# Stored data entries

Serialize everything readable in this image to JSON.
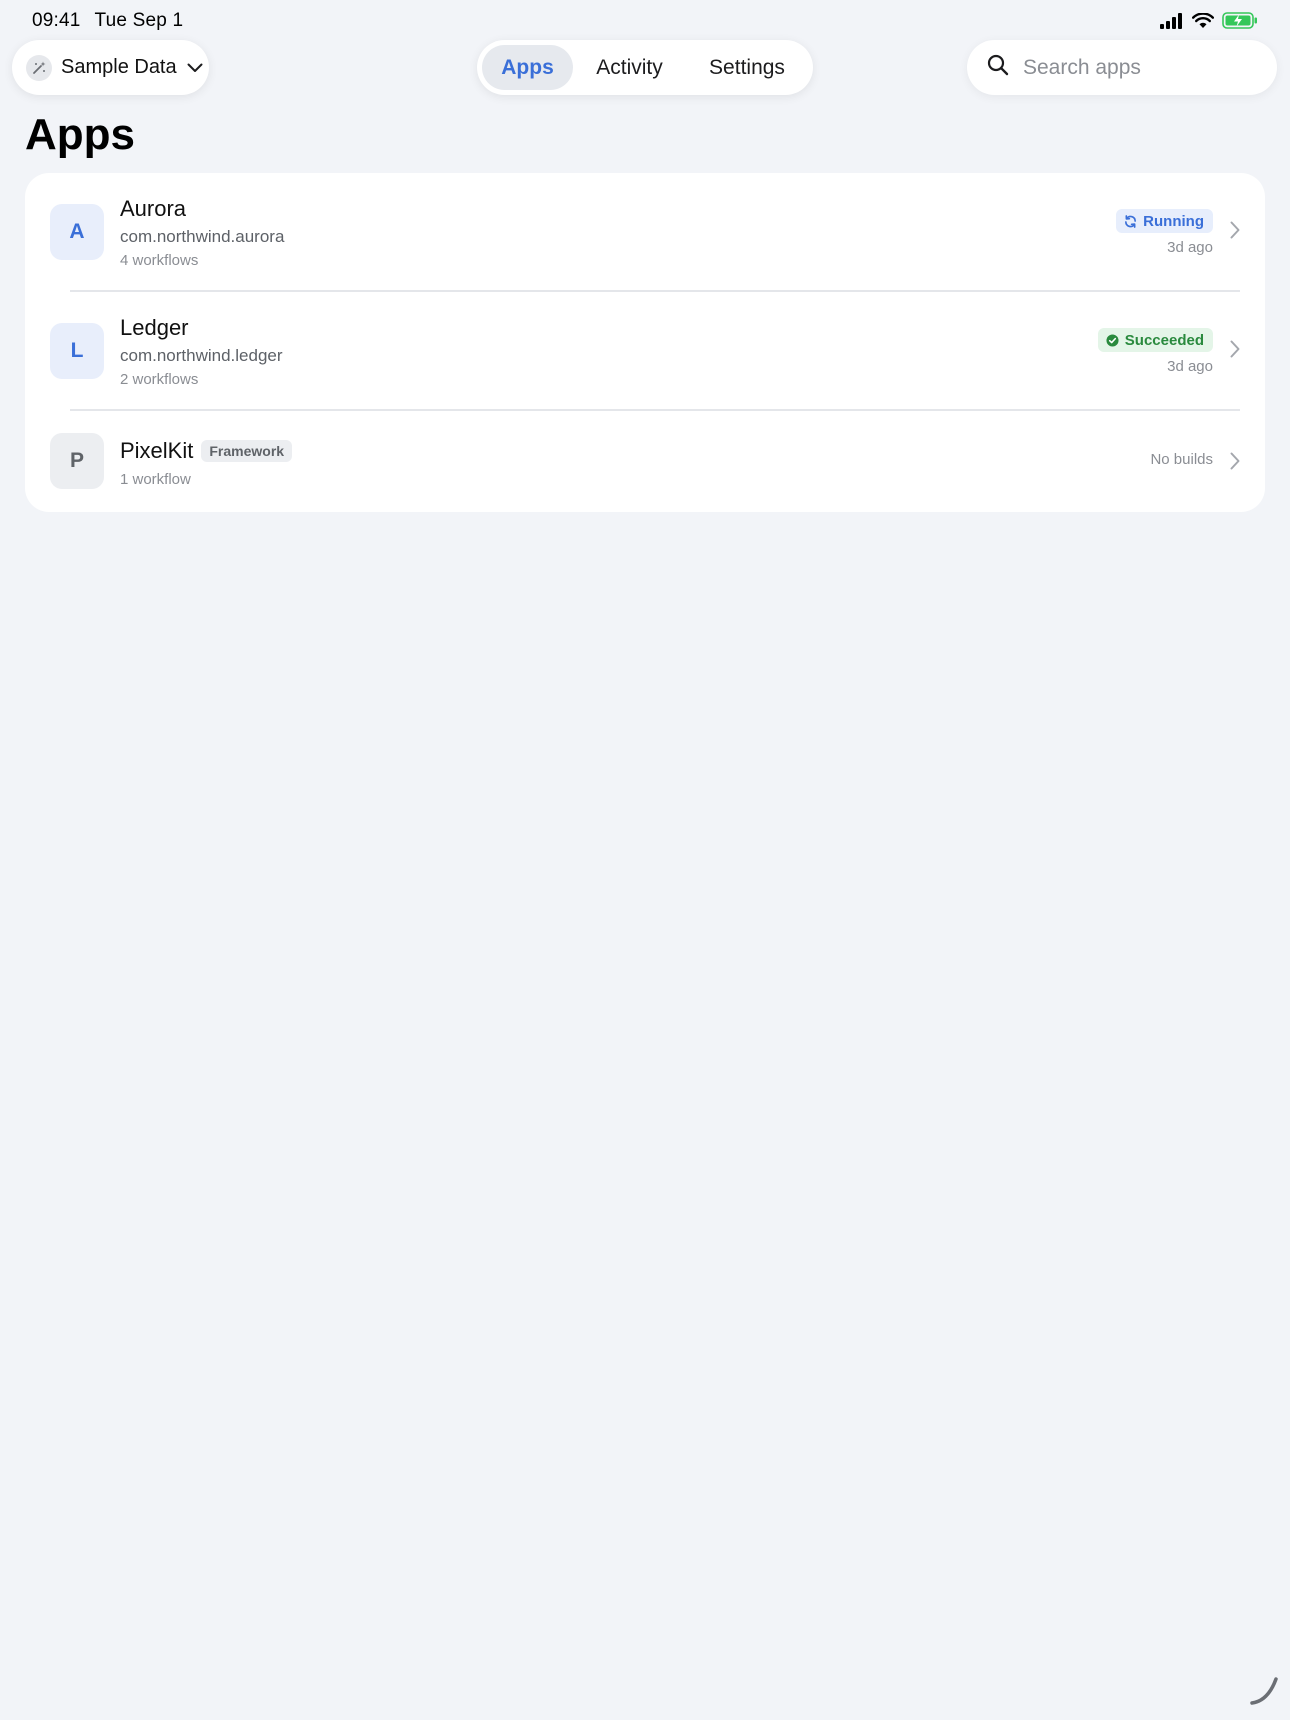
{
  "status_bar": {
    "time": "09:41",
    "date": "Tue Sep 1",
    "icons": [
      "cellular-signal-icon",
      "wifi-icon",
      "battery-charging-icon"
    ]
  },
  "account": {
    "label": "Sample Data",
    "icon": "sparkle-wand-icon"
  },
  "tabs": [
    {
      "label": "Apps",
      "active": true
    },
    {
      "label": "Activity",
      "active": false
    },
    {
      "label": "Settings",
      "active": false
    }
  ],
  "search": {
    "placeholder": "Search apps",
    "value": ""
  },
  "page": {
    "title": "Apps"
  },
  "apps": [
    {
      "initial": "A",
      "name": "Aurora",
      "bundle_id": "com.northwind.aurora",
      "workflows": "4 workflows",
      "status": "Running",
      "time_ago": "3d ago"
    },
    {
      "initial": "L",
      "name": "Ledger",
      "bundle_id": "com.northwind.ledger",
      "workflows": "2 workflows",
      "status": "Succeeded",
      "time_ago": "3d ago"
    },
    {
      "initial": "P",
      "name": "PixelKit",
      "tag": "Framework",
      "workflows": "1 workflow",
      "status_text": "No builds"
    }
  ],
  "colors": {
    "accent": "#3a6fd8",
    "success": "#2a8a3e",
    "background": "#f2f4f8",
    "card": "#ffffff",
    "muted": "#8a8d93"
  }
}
==
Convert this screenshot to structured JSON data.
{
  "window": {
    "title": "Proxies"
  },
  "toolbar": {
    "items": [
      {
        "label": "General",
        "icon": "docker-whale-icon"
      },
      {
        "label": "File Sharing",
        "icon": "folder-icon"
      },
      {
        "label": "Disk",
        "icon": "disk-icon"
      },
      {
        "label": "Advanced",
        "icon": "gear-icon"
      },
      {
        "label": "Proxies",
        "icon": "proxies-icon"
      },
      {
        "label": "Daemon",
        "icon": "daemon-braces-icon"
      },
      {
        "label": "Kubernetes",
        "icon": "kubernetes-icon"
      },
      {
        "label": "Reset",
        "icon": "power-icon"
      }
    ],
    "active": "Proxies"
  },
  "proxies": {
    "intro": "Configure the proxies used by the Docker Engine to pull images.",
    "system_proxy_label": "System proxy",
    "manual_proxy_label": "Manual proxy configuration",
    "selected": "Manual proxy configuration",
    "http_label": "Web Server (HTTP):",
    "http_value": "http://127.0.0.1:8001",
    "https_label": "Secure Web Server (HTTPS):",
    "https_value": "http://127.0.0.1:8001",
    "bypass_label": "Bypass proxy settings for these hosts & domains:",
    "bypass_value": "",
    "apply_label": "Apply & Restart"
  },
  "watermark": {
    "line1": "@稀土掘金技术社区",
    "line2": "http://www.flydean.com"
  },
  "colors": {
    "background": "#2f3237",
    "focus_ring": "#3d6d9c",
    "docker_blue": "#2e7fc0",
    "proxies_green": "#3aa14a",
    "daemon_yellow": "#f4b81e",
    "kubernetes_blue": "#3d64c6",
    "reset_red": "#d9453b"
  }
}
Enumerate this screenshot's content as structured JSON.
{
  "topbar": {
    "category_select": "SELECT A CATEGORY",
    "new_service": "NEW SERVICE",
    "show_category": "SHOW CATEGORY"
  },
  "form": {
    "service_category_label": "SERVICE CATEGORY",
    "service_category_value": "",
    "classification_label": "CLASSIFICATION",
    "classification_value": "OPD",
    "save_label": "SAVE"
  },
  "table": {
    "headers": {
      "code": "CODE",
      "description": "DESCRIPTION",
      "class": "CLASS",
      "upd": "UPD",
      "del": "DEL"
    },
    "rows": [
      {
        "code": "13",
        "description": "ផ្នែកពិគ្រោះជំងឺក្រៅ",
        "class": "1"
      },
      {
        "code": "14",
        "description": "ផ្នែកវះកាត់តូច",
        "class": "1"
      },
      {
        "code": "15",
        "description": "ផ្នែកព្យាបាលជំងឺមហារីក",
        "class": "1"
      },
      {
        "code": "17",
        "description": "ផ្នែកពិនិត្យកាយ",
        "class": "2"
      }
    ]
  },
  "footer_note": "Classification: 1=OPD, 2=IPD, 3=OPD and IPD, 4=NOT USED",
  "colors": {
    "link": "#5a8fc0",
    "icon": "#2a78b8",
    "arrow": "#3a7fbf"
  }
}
---
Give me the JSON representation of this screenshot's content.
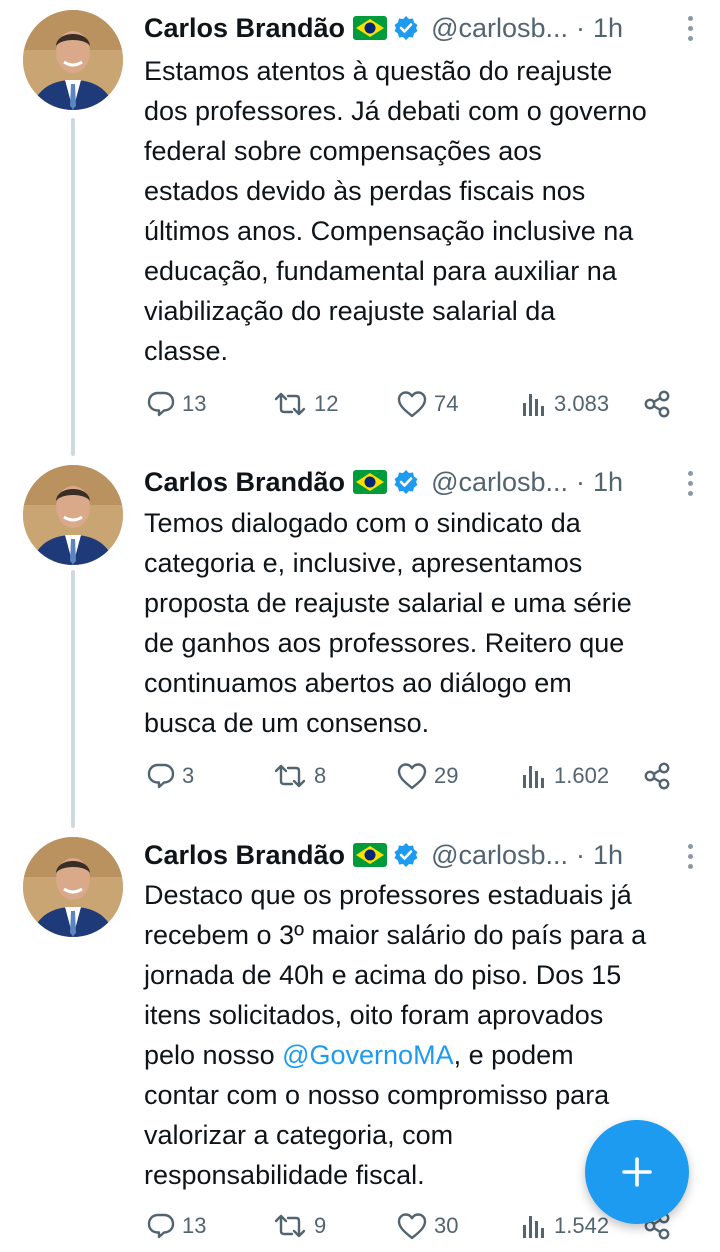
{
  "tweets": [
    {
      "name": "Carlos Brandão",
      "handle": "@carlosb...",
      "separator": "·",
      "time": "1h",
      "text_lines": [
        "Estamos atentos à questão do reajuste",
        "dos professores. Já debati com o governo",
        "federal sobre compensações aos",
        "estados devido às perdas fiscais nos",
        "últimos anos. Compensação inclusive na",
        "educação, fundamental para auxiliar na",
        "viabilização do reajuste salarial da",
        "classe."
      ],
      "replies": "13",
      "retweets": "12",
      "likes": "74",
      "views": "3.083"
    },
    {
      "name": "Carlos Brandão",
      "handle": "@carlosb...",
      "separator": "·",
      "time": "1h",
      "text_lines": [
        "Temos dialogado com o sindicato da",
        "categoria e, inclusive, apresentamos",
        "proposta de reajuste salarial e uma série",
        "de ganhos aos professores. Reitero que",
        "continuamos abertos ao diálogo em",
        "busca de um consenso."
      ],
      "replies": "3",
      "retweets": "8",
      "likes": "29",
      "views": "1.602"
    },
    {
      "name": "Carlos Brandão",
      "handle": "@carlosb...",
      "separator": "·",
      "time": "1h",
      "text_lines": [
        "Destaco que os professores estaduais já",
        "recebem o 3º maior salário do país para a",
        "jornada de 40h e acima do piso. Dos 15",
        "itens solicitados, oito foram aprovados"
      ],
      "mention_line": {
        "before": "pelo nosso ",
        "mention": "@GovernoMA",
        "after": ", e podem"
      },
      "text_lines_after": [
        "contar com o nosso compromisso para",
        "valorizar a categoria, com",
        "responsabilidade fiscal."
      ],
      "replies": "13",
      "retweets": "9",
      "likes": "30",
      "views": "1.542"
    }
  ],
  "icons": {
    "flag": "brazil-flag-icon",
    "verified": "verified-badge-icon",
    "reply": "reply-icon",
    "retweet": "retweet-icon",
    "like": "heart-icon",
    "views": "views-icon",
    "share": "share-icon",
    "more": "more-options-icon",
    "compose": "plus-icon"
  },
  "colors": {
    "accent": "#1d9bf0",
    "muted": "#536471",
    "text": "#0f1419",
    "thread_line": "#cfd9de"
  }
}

# BRIEF
Copy all lines in the listing above where the string "this" appears.

# CORRECT OUTPUT
Serialize everything readable in this image to JSON.
Convert this screenshot to structured JSON data.
Enumerate this screenshot's content as structured JSON.
Give me the JSON representation of this screenshot's content.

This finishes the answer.